■ **Dataset rows**
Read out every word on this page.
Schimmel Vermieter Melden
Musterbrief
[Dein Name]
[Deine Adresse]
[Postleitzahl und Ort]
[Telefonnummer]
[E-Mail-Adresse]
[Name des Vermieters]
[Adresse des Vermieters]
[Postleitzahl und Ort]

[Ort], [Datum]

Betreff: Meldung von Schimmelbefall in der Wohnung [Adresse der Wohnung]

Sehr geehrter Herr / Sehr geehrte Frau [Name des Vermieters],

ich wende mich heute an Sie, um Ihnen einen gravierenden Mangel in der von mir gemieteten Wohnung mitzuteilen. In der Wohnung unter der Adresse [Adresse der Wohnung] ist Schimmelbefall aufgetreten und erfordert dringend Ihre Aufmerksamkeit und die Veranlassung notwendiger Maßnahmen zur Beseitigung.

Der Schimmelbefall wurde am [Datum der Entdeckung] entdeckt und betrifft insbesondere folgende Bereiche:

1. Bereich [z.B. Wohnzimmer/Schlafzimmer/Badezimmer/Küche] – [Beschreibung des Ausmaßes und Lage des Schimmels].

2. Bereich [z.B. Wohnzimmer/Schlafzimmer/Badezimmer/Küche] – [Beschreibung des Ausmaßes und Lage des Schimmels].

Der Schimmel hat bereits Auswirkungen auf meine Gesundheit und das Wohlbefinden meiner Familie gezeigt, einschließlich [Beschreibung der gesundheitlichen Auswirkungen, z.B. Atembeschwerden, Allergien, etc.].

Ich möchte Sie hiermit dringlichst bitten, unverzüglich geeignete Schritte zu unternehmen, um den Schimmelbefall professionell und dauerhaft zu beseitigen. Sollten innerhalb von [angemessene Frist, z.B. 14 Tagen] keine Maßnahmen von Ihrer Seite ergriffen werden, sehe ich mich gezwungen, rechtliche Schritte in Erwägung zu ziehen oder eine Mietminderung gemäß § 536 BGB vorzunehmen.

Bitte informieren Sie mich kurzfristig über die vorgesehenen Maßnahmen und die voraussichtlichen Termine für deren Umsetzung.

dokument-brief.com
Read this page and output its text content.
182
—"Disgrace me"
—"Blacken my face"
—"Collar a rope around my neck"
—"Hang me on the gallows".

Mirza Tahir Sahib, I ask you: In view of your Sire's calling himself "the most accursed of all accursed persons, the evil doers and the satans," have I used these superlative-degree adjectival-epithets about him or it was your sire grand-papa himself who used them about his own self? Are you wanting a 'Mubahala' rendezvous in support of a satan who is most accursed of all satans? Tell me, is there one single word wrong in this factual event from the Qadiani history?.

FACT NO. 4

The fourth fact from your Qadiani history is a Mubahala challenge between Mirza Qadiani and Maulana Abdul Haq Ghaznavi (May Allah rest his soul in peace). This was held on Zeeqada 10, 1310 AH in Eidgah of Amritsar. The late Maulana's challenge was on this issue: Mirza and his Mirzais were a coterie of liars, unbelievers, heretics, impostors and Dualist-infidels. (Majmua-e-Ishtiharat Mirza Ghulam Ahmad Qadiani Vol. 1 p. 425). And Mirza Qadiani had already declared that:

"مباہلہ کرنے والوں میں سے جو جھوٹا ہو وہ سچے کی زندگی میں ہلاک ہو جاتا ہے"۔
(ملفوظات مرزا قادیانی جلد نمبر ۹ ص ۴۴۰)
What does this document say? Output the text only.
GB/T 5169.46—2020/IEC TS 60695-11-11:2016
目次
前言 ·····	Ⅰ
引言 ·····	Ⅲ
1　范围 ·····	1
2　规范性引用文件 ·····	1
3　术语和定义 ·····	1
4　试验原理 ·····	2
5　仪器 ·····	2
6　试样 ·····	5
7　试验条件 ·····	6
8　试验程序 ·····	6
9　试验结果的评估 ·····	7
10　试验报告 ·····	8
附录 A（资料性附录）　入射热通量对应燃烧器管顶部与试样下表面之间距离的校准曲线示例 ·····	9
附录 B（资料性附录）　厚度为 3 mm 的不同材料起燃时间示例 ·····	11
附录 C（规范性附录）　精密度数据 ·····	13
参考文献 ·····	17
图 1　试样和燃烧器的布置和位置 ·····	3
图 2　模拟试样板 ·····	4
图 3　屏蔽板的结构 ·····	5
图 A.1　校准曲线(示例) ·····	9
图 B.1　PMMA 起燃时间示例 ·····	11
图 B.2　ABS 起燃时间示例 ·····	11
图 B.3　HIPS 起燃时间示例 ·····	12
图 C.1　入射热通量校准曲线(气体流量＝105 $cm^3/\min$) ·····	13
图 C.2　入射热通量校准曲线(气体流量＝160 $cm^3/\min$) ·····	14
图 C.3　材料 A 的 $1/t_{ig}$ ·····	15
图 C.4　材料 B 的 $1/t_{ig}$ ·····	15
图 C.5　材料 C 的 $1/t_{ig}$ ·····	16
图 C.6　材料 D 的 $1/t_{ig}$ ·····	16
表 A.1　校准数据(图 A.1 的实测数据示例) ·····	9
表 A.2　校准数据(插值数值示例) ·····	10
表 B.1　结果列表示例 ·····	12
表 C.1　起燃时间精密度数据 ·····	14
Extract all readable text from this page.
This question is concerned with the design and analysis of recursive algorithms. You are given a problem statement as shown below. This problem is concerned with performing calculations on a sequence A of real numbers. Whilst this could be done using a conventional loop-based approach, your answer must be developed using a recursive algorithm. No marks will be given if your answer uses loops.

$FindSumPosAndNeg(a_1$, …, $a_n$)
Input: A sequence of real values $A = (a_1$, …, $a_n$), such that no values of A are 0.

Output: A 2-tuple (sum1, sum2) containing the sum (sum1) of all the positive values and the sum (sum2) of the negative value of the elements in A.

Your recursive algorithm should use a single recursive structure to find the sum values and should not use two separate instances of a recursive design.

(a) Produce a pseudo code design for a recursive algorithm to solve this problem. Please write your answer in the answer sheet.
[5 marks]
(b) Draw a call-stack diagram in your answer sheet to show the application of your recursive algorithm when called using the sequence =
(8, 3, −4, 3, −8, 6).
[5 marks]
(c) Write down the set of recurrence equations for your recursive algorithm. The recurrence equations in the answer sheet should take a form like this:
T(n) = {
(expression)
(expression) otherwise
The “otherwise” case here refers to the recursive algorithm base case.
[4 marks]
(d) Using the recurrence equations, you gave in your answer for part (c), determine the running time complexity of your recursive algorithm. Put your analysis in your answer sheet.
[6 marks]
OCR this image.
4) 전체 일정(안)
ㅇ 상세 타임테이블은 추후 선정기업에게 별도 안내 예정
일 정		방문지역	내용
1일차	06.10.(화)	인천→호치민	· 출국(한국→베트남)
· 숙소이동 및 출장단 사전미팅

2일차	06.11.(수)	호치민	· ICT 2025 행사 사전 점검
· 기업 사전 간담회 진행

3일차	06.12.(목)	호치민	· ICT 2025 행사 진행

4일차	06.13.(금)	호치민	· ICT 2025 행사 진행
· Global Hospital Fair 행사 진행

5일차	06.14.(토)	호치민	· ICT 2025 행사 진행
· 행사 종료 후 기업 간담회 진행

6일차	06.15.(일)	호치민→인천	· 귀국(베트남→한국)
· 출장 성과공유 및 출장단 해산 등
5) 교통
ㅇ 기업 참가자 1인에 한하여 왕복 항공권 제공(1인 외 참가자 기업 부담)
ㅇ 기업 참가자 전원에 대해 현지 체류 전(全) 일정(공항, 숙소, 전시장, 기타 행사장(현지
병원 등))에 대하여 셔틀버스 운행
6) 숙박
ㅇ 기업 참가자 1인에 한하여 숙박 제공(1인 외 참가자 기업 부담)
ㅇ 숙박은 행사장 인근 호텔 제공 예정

■ **Instructions to follow**
Output each entry precisely as given.

■ **Answer to the task**
Read out every word on this page.
Schimmel Vermieter Melden
Musterbrief
[Dein Name]
[Deine Adresse]
[Postleitzahl und Ort]
[Telefonnummer]
[E-Mail-Adresse]
[Name des Vermieters]
[Adresse des Vermieters]
[Postleitzahl und Ort]

[Ort], [Datum]

Betreff: Meldung von Schimmelbefall in der Wohnung [Adresse der Wohnung]

Sehr geehrter Herr / Sehr geehrte Frau [Name des Vermieters],

ich wende mich heute an Sie, um Ihnen einen gravierenden Mangel in der von mir gemieteten Wohnung mitzuteilen. In der Wohnung unter der Adresse [Adresse der Wohnung] ist Schimmelbefall aufgetreten und erfordert dringend Ihre Aufmerksamkeit und die Veranlassung notwendiger Maßnahmen zur Beseitigung.

Der Schimmelbefall wurde am [Datum der Entdeckung] entdeckt und betrifft insbesondere folgende Bereiche:

1. Bereich [z.B. Wohnzimmer/Schlafzimmer/Badezimmer/Küche] – [Beschreibung des Ausmaßes und Lage des Schimmels].

2. Bereich [z.B. Wohnzimmer/Schlafzimmer/Badezimmer/Küche] – [Beschreibung des Ausmaßes und Lage des Schimmels].

Der Schimmel hat bereits Auswirkungen auf meine Gesundheit und das Wohlbefinden meiner Familie gezeigt, einschließlich [Beschreibung der gesundheitlichen Auswirkungen, z.B. Atembeschwerden, Allergien, etc.].

Ich möchte Sie hiermit dringlichst bitten, unverzüglich geeignete Schritte zu unternehmen, um den Schimmelbefall professionell und dauerhaft zu beseitigen. Sollten innerhalb von [angemessene Frist, z.B. 14 Tagen] keine Maßnahmen von Ihrer Seite ergriffen werden, sehe ich mich gezwungen, rechtliche Schritte in Erwägung zu ziehen oder eine Mietminderung gemäß § 536 BGB vorzunehmen.

Bitte informieren Sie mich kurzfristig über die vorgesehenen Maßnahmen und die voraussichtlichen Termine für deren Umsetzung.

dokument-brief.com
Read this page and output its text content.
182
—"Disgrace me"
—"Blacken my face"
—"Collar a rope around my neck"
—"Hang me on the gallows".

Mirza Tahir Sahib, I ask you: In view of your Sire's calling himself "the most accursed of all accursed persons, the evil doers and the satans," have I used these superlative-degree adjectival-epithets about him or it was your sire grand-papa himself who used them about his own self? Are you wanting a 'Mubahala' rendezvous in support of a satan who is most accursed of all satans? Tell me, is there one single word wrong in this factual event from the Qadiani history?.

FACT NO. 4

The fourth fact from your Qadiani history is a Mubahala challenge between Mirza Qadiani and Maulana Abdul Haq Ghaznavi (May Allah rest his soul in peace). This was held on Zeeqada 10, 1310 AH in Eidgah of Amritsar. The late Maulana's challenge was on this issue: Mirza and his Mirzais were a coterie of liars, unbelievers, heretics, impostors and Dualist-infidels. (Majmua-e-Ishtiharat Mirza Ghulam Ahmad Qadiani Vol. 1 p. 425). And Mirza Qadiani had already declared that:

"مباہلہ کرنے والوں میں سے جو جھوٹا ہو وہ سچے کی زندگی میں ہلاک ہو جاتا ہے"۔
(ملفوظات مرزا قادیانی جلد نمبر ۹ ص ۴۴۰)
What does this document say? Output the text only.
GB/T 5169.46—2020/IEC TS 60695-11-11:2016
目次
前言 ·····	Ⅰ
引言 ·····	Ⅲ
1　范围 ·····	1
2　规范性引用文件 ·····	1
3　术语和定义 ·····	1
4　试验原理 ·····	2
5　仪器 ·····	2
6　试样 ·····	5
7　试验条件 ·····	6
8　试验程序 ·····	6
9　试验结果的评估 ·····	7
10　试验报告 ·····	8
附录 A（资料性附录）　入射热通量对应燃烧器管顶部与试样下表面之间距离的校准曲线示例 ·····	9
附录 B（资料性附录）　厚度为 3 mm 的不同材料起燃时间示例 ·····	11
附录 C（规范性附录）　精密度数据 ·····	13
参考文献 ·····	17
图 1　试样和燃烧器的布置和位置 ·····	3
图 2　模拟试样板 ·····	4
图 3　屏蔽板的结构 ·····	5
图 A.1　校准曲线(示例) ·····	9
图 B.1　PMMA 起燃时间示例 ·····	11
图 B.2　ABS 起燃时间示例 ·····	11
图 B.3　HIPS 起燃时间示例 ·····	12
图 C.1　入射热通量校准曲线(气体流量＝105 $cm^3/\min$) ·····	13
图 C.2　入射热通量校准曲线(气体流量＝160 $cm^3/\min$) ·····	14
图 C.3　材料 A 的 $1/t_{ig}$ ·····	15
图 C.4　材料 B 的 $1/t_{ig}$ ·····	15
图 C.5　材料 C 的 $1/t_{ig}$ ·····	16
图 C.6　材料 D 的 $1/t_{ig}$ ·····	16
表 A.1　校准数据(图 A.1 的实测数据示例) ·····	9
表 A.2　校准数据(插值数值示例) ·····	10
表 B.1　结果列表示例 ·····	12
表 C.1　起燃时间精密度数据 ·····	14
Extract all readable text from this page.
This question is concerned with the design and analysis of recursive algorithms. You are given a problem statement as shown below. This problem is concerned with performing calculations on a sequence A of real numbers. Whilst this could be done using a conventional loop-based approach, your answer must be developed using a recursive algorithm. No marks will be given if your answer uses loops.

$FindSumPosAndNeg(a_1$, …, $a_n$)
Input: A sequence of real values $A = (a_1$, …, $a_n$), such that no values of A are 0.

Output: A 2-tuple (sum1, sum2) containing the sum (sum1) of all the positive values and the sum (sum2) of the negative value of the elements in A.

Your recursive algorithm should use a single recursive structure to find the sum values and should not use two separate instances of a recursive design.

(a) Produce a pseudo code design for a recursive algorithm to solve this problem. Please write your answer in the answer sheet.
[5 marks]
(b) Draw a call-stack diagram in your answer sheet to show the application of your recursive algorithm when called using the sequence =
(8, 3, −4, 3, −8, 6).
[5 marks]
(c) Write down the set of recurrence equations for your recursive algorithm. The recurrence equations in the answer sheet should take a form like this:
T(n) = {
(expression)
(expression) otherwise
The “otherwise” case here refers to the recursive algorithm base case.
[4 marks]
(d) Using the recurrence equations, you gave in your answer for part (c), determine the running time complexity of your recursive algorithm. Put your analysis in your answer sheet.
[6 marks]
OCR this image.
4) 전체 일정(안)
ㅇ 상세 타임테이블은 추후 선정기업에게 별도 안내 예정
일 정		방문지역	내용
1일차	06.10.(화)	인천→호치민	· 출국(한국→베트남)
· 숙소이동 및 출장단 사전미팅

2일차	06.11.(수)	호치민	· ICT 2025 행사 사전 점검
· 기업 사전 간담회 진행

3일차	06.12.(목)	호치민	· ICT 2025 행사 진행

4일차	06.13.(금)	호치민	· ICT 2025 행사 진행
· Global Hospital Fair 행사 진행

5일차	06.14.(토)	호치민	· ICT 2025 행사 진행
· 행사 종료 후 기업 간담회 진행

6일차	06.15.(일)	호치민→인천	· 귀국(베트남→한국)
· 출장 성과공유 및 출장단 해산 등
5) 교통
ㅇ 기업 참가자 1인에 한하여 왕복 항공권 제공(1인 외 참가자 기업 부담)
ㅇ 기업 참가자 전원에 대해 현지 체류 전(全) 일정(공항, 숙소, 전시장, 기타 행사장(현지
병원 등))에 대하여 셔틀버스 운행
6) 숙박
ㅇ 기업 참가자 1인에 한하여 숙박 제공(1인 외 참가자 기업 부담)
ㅇ 숙박은 행사장 인근 호텔 제공 예정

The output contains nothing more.